== Data records ==
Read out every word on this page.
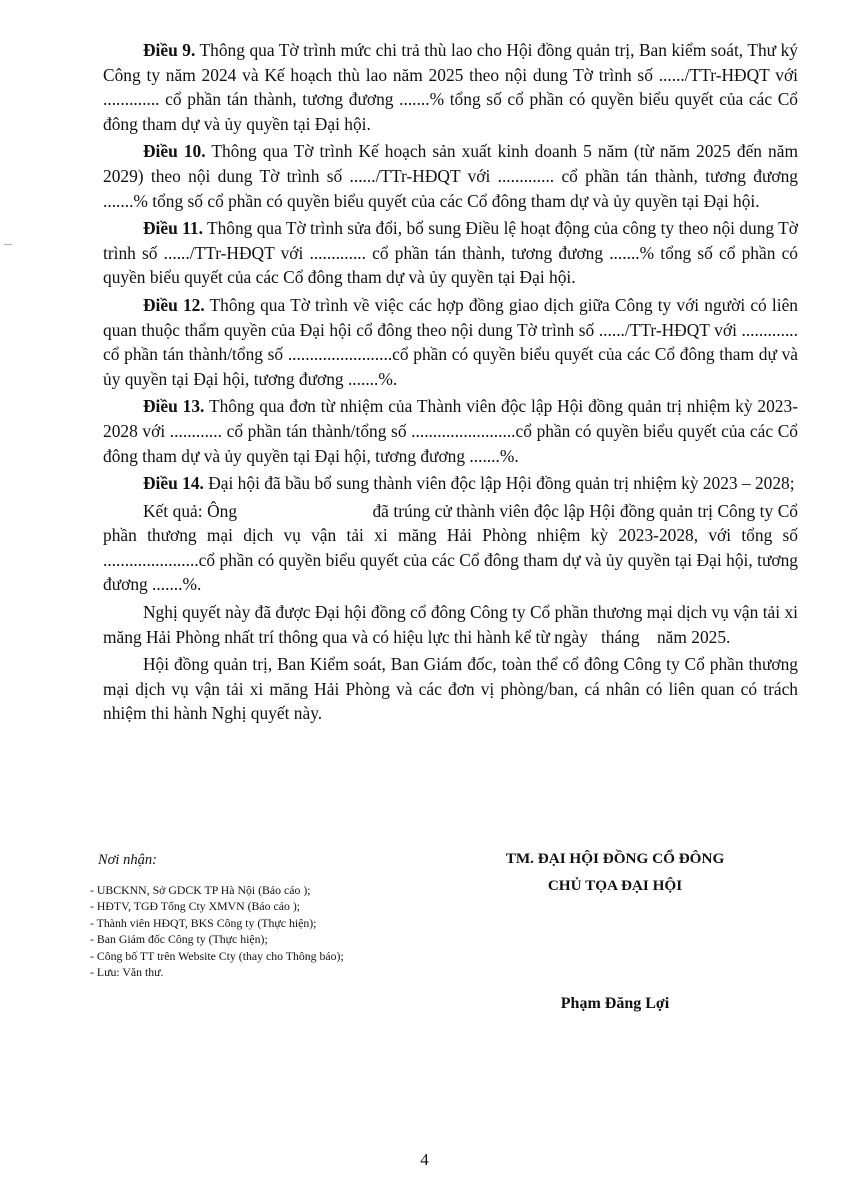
Điều 9. Thông qua Tờ trình mức chi trả thù lao cho Hội đồng quản trị, Ban kiểm soát, Thư ký Công ty năm 2024 và Kế hoạch thù lao năm 2025 theo nội dung Tờ trình số ....../TTr-HĐQT với ............. cổ phần tán thành, tương đương .......% tổng số cổ phần có quyền biểu quyết của các Cổ đông tham dự và ủy quyền tại Đại hội.

Điều 10. Thông qua Tờ trình Kế hoạch sản xuất kinh doanh 5 năm (từ năm 2025 đến năm 2029) theo nội dung Tờ trình số ....../TTr-HĐQT với ............. cổ phần tán thành, tương đương .......% tổng số cổ phần có quyền biểu quyết của các Cổ đông tham dự và ủy quyền tại Đại hội.

Điều 11. Thông qua Tờ trình sửa đổi, bổ sung Điều lệ hoạt động của công ty theo nội dung Tờ trình số ....../TTr-HĐQT với ............. cổ phần tán thành, tương đương .......% tổng số cổ phần có quyền biểu quyết của các Cổ đông tham dự và ủy quyền tại Đại hội.

Điều 12. Thông qua Tờ trình về việc các hợp đồng giao dịch giữa Công ty với người có liên quan thuộc thẩm quyền của Đại hội cổ đông theo nội dung Tờ trình số ....../TTr-HĐQT với ............. cổ phần tán thành/tổng số ........................cổ phần có quyền biểu quyết của các Cổ đông tham dự và ủy quyền tại Đại hội, tương đương .......%.

Điều 13. Thông qua đơn từ nhiệm của Thành viên độc lập Hội đồng quản trị nhiệm kỳ 2023-2028 với ............ cổ phần tán thành/tổng số ........................cổ phần có quyền biểu quyết của các Cổ đông tham dự và ủy quyền tại Đại hội, tương đương .......%.

Điều 14. Đại hội đã bầu bổ sung thành viên độc lập Hội đồng quản trị nhiệm kỳ 2023 – 2028;

Kết quả: Ông                              đã trúng cử thành viên độc lập Hội đồng quản trị Công ty Cổ phần thương mại dịch vụ vận tải xi măng Hải Phòng nhiệm kỳ 2023-2028, với tổng số ......................cổ phần có quyền biểu quyết của các Cổ đông tham dự và ủy quyền tại Đại hội, tương đương .......%.

Nghị quyết này đã được Đại hội đồng cổ đông Công ty Cổ phần thương mại dịch vụ vận tải xi măng Hải Phòng nhất trí thông qua và có hiệu lực thi hành kể từ ngày   tháng    năm 2025.

Hội đồng quản trị, Ban Kiểm soát, Ban Giám đốc, toàn thể cổ đông Công ty Cổ phần thương mại dịch vụ vận tải xi măng Hải Phòng và các đơn vị phòng/ban, cá nhân có liên quan có trách nhiệm thi hành Nghị quyết này.

Nơi nhận:

- UBCKNN, Sở GDCK TP Hà Nội (Báo cáo );
- HĐTV, TGĐ Tổng Cty XMVN (Báo cáo );
- Thành viên HĐQT, BKS Công ty (Thực hiện);
- Ban Giám đốc Công ty (Thực hiện);
- Công bố TT trên Website Cty (thay cho Thông báo);
- Lưu: Văn thư.
TM. ĐẠI HỘI ĐỒNG CỔ ĐÔNG
CHỦ TỌA ĐẠI HỘI
Phạm Đăng Lợi
4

== Exercise brief ==
Show each line holding the word "hoạch".

== Answer to this exercise ==
Điều 9. Thông qua Tờ trình mức chi trả thù lao cho Hội đồng quản trị, Ban kiểm soát, Thư ký Công ty năm 2024 và Kế hoạch thù lao năm 2025 theo nội dung Tờ trình số ....../TTr-HĐQT với ............. cổ phần tán thành, tương đương .......% tổng số cổ phần có quyền biểu quyết của các Cổ đông tham dự và ủy quyền tại Đại hội.
Điều 10. Thông qua Tờ trình Kế hoạch sản xuất kinh doanh 5 năm (từ năm 2025 đến năm 2029) theo nội dung Tờ trình số ....../TTr-HĐQT với ............. cổ phần tán thành, tương đương .......% tổng số cổ phần có quyền biểu quyết của các Cổ đông tham dự và ủy quyền tại Đại hội.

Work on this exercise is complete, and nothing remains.